• _TASK OBJECTIVE_
Print the whole listing exactly.

Saved data entries
========================================
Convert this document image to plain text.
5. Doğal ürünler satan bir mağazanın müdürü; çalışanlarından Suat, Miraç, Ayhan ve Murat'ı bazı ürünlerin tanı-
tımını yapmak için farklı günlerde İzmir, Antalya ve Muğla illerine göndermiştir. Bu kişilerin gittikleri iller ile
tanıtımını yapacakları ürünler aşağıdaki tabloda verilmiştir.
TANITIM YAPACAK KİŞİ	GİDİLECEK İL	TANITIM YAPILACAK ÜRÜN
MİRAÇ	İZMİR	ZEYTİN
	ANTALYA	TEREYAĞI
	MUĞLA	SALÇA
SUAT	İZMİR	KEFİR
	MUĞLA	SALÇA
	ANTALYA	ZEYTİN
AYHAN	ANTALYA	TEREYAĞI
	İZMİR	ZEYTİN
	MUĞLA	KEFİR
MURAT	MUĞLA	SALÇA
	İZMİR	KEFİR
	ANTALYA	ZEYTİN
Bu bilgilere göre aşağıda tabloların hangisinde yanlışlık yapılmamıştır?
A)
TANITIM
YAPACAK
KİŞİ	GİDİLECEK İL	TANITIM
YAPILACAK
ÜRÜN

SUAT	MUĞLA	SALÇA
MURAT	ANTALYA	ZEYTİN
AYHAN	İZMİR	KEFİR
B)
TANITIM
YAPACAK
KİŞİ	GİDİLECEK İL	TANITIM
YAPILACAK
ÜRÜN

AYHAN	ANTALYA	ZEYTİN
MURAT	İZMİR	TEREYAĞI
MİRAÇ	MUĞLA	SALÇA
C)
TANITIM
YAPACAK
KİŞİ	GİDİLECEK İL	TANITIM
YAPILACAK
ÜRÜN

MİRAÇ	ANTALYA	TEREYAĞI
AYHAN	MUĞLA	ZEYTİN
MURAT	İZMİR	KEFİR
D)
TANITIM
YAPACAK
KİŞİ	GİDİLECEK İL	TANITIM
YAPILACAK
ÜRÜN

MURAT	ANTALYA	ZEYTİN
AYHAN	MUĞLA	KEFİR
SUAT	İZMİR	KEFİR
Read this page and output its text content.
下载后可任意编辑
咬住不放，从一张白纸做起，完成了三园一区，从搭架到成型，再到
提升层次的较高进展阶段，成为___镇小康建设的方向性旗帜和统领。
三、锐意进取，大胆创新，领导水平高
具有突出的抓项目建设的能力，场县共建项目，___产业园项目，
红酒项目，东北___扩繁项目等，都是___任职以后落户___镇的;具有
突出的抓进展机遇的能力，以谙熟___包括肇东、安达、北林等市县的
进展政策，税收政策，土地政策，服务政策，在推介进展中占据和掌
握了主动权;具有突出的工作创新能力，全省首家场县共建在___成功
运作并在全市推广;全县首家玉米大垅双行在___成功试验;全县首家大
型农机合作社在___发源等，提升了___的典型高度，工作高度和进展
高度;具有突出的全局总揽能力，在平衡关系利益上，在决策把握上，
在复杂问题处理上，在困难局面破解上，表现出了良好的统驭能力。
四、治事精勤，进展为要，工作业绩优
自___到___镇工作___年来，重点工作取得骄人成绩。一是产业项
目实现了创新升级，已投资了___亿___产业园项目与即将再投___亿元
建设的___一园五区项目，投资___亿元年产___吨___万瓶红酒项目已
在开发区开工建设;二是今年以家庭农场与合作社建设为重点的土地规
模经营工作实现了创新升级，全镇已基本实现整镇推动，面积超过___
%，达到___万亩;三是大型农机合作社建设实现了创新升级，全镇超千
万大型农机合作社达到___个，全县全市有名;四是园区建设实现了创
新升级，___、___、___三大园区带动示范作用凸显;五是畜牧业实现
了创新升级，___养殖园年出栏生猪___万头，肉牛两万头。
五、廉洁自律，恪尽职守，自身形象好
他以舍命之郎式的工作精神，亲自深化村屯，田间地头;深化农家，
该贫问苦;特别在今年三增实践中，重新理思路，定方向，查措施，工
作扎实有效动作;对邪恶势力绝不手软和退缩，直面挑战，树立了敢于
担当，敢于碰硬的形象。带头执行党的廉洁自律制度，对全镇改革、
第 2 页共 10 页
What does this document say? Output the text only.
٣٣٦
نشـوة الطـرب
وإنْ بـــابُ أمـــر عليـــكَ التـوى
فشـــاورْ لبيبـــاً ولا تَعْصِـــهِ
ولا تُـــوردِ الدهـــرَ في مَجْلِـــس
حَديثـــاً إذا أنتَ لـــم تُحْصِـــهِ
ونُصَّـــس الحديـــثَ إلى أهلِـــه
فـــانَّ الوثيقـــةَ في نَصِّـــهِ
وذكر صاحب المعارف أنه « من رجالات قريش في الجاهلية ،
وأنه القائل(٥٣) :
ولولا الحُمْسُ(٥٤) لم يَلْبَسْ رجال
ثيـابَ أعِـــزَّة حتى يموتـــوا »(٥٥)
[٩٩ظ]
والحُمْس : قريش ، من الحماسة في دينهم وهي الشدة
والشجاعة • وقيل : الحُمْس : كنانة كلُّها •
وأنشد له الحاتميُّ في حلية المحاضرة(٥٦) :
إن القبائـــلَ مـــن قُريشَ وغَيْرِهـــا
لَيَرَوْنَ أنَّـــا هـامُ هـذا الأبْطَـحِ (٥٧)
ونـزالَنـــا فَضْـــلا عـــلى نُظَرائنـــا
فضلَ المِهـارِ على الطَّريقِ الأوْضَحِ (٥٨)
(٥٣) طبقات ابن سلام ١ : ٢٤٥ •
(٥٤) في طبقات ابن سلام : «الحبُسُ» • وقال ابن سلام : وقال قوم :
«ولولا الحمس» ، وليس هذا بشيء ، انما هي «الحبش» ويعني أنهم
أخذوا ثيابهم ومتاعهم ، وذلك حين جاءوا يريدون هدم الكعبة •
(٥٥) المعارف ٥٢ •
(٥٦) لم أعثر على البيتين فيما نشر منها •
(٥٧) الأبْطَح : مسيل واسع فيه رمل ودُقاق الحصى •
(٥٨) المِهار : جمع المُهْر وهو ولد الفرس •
========================================
• _SOLUTION_
Convert this document image to plain text.
5. Doğal ürünler satan bir mağazanın müdürü; çalışanlarından Suat, Miraç, Ayhan ve Murat'ı bazı ürünlerin tanı-
tımını yapmak için farklı günlerde İzmir, Antalya ve Muğla illerine göndermiştir. Bu kişilerin gittikleri iller ile
tanıtımını yapacakları ürünler aşağıdaki tabloda verilmiştir.
TANITIM YAPACAK KİŞİ	GİDİLECEK İL	TANITIM YAPILACAK ÜRÜN
MİRAÇ	İZMİR	ZEYTİN
	ANTALYA	TEREYAĞI
	MUĞLA	SALÇA
SUAT	İZMİR	KEFİR
	MUĞLA	SALÇA
	ANTALYA	ZEYTİN
AYHAN	ANTALYA	TEREYAĞI
	İZMİR	ZEYTİN
	MUĞLA	KEFİR
MURAT	MUĞLA	SALÇA
	İZMİR	KEFİR
	ANTALYA	ZEYTİN
Bu bilgilere göre aşağıda tabloların hangisinde yanlışlık yapılmamıştır?
A)
TANITIM
YAPACAK
KİŞİ	GİDİLECEK İL	TANITIM
YAPILACAK
ÜRÜN

SUAT	MUĞLA	SALÇA
MURAT	ANTALYA	ZEYTİN
AYHAN	İZMİR	KEFİR
B)
TANITIM
YAPACAK
KİŞİ	GİDİLECEK İL	TANITIM
YAPILACAK
ÜRÜN

AYHAN	ANTALYA	ZEYTİN
MURAT	İZMİR	TEREYAĞI
MİRAÇ	MUĞLA	SALÇA
C)
TANITIM
YAPACAK
KİŞİ	GİDİLECEK İL	TANITIM
YAPILACAK
ÜRÜN

MİRAÇ	ANTALYA	TEREYAĞI
AYHAN	MUĞLA	ZEYTİN
MURAT	İZMİR	KEFİR
D)
TANITIM
YAPACAK
KİŞİ	GİDİLECEK İL	TANITIM
YAPILACAK
ÜRÜN

MURAT	ANTALYA	ZEYTİN
AYHAN	MUĞLA	KEFİR
SUAT	İZMİR	KEFİR
Read this page and output its text content.
下载后可任意编辑
咬住不放，从一张白纸做起，完成了三园一区，从搭架到成型，再到
提升层次的较高进展阶段，成为___镇小康建设的方向性旗帜和统领。
三、锐意进取，大胆创新，领导水平高
具有突出的抓项目建设的能力，场县共建项目，___产业园项目，
红酒项目，东北___扩繁项目等，都是___任职以后落户___镇的;具有
突出的抓进展机遇的能力，以谙熟___包括肇东、安达、北林等市县的
进展政策，税收政策，土地政策，服务政策，在推介进展中占据和掌
握了主动权;具有突出的工作创新能力，全省首家场县共建在___成功
运作并在全市推广;全县首家玉米大垅双行在___成功试验;全县首家大
型农机合作社在___发源等，提升了___的典型高度，工作高度和进展
高度;具有突出的全局总揽能力，在平衡关系利益上，在决策把握上，
在复杂问题处理上，在困难局面破解上，表现出了良好的统驭能力。
四、治事精勤，进展为要，工作业绩优
自___到___镇工作___年来，重点工作取得骄人成绩。一是产业项
目实现了创新升级，已投资了___亿___产业园项目与即将再投___亿元
建设的___一园五区项目，投资___亿元年产___吨___万瓶红酒项目已
在开发区开工建设;二是今年以家庭农场与合作社建设为重点的土地规
模经营工作实现了创新升级，全镇已基本实现整镇推动，面积超过___
%，达到___万亩;三是大型农机合作社建设实现了创新升级，全镇超千
万大型农机合作社达到___个，全县全市有名;四是园区建设实现了创
新升级，___、___、___三大园区带动示范作用凸显;五是畜牧业实现
了创新升级，___养殖园年出栏生猪___万头，肉牛两万头。
五、廉洁自律，恪尽职守，自身形象好
他以舍命之郎式的工作精神，亲自深化村屯，田间地头;深化农家，
该贫问苦;特别在今年三增实践中，重新理思路，定方向，查措施，工
作扎实有效动作;对邪恶势力绝不手软和退缩，直面挑战，树立了敢于
担当，敢于碰硬的形象。带头执行党的廉洁自律制度，对全镇改革、
第 2 页共 10 页
What does this document say? Output the text only.
٣٣٦
نشـوة الطـرب
وإنْ بـــابُ أمـــر عليـــكَ التـوى
فشـــاورْ لبيبـــاً ولا تَعْصِـــهِ
ولا تُـــوردِ الدهـــرَ في مَجْلِـــس
حَديثـــاً إذا أنتَ لـــم تُحْصِـــهِ
ونُصَّـــس الحديـــثَ إلى أهلِـــه
فـــانَّ الوثيقـــةَ في نَصِّـــهِ
وذكر صاحب المعارف أنه « من رجالات قريش في الجاهلية ،
وأنه القائل(٥٣) :
ولولا الحُمْسُ(٥٤) لم يَلْبَسْ رجال
ثيـابَ أعِـــزَّة حتى يموتـــوا »(٥٥)
[٩٩ظ]
والحُمْس : قريش ، من الحماسة في دينهم وهي الشدة
والشجاعة • وقيل : الحُمْس : كنانة كلُّها •
وأنشد له الحاتميُّ في حلية المحاضرة(٥٦) :
إن القبائـــلَ مـــن قُريشَ وغَيْرِهـــا
لَيَرَوْنَ أنَّـــا هـامُ هـذا الأبْطَـحِ (٥٧)
ونـزالَنـــا فَضْـــلا عـــلى نُظَرائنـــا
فضلَ المِهـارِ على الطَّريقِ الأوْضَحِ (٥٨)
(٥٣) طبقات ابن سلام ١ : ٢٤٥ •
(٥٤) في طبقات ابن سلام : «الحبُسُ» • وقال ابن سلام : وقال قوم :
«ولولا الحمس» ، وليس هذا بشيء ، انما هي «الحبش» ويعني أنهم
أخذوا ثيابهم ومتاعهم ، وذلك حين جاءوا يريدون هدم الكعبة •
(٥٥) المعارف ٥٢ •
(٥٦) لم أعثر على البيتين فيما نشر منها •
(٥٧) الأبْطَح : مسيل واسع فيه رمل ودُقاق الحصى •
(٥٨) المِهار : جمع المُهْر وهو ولد الفرس •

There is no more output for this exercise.